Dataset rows

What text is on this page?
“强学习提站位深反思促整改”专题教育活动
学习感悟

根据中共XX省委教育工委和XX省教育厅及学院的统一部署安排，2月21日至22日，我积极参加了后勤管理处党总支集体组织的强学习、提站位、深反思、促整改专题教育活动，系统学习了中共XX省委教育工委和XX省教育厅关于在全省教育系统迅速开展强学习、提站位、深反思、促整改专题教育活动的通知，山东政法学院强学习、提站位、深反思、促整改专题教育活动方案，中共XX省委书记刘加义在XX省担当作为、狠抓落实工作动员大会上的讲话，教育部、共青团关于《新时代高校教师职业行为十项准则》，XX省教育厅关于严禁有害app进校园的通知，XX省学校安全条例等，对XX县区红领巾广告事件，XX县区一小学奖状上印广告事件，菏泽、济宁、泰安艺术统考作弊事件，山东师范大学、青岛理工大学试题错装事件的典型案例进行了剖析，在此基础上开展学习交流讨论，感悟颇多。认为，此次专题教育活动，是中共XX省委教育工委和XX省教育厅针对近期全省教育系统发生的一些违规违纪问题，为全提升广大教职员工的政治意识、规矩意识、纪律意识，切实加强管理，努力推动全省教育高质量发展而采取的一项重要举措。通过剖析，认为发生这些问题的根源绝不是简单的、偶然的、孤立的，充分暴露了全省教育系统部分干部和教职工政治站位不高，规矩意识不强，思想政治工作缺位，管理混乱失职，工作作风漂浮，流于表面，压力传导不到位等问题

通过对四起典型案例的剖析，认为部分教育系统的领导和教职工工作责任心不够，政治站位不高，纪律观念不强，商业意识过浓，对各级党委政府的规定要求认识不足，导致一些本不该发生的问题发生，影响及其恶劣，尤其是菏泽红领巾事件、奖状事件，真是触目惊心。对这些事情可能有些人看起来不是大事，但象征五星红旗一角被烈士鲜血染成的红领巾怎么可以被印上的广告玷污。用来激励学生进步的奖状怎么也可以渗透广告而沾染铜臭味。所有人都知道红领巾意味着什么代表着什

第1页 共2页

> **Task instructions**
Give the entries again in full, exactly as they are written.

> **Solved problem**
What text is on this page?
“强学习提站位深反思促整改”专题教育活动
学习感悟

根据中共XX省委教育工委和XX省教育厅及学院的统一部署安排，2月21日至22日，我积极参加了后勤管理处党总支集体组织的强学习、提站位、深反思、促整改专题教育活动，系统学习了中共XX省委教育工委和XX省教育厅关于在全省教育系统迅速开展强学习、提站位、深反思、促整改专题教育活动的通知，山东政法学院强学习、提站位、深反思、促整改专题教育活动方案，中共XX省委书记刘加义在XX省担当作为、狠抓落实工作动员大会上的讲话，教育部、共青团关于《新时代高校教师职业行为十项准则》，XX省教育厅关于严禁有害app进校园的通知，XX省学校安全条例等，对XX县区红领巾广告事件，XX县区一小学奖状上印广告事件，菏泽、济宁、泰安艺术统考作弊事件，山东师范大学、青岛理工大学试题错装事件的典型案例进行了剖析，在此基础上开展学习交流讨论，感悟颇多。认为，此次专题教育活动，是中共XX省委教育工委和XX省教育厅针对近期全省教育系统发生的一些违规违纪问题，为全提升广大教职员工的政治意识、规矩意识、纪律意识，切实加强管理，努力推动全省教育高质量发展而采取的一项重要举措。通过剖析，认为发生这些问题的根源绝不是简单的、偶然的、孤立的，充分暴露了全省教育系统部分干部和教职工政治站位不高，规矩意识不强，思想政治工作缺位，管理混乱失职，工作作风漂浮，流于表面，压力传导不到位等问题

通过对四起典型案例的剖析，认为部分教育系统的领导和教职工工作责任心不够，政治站位不高，纪律观念不强，商业意识过浓，对各级党委政府的规定要求认识不足，导致一些本不该发生的问题发生，影响及其恶劣，尤其是菏泽红领巾事件、奖状事件，真是触目惊心。对这些事情可能有些人看起来不是大事，但象征五星红旗一角被烈士鲜血染成的红领巾怎么可以被印上的广告玷污。用来激励学生进步的奖状怎么也可以渗透广告而沾染铜臭味。所有人都知道红领巾意味着什么代表着什

第1页 共2页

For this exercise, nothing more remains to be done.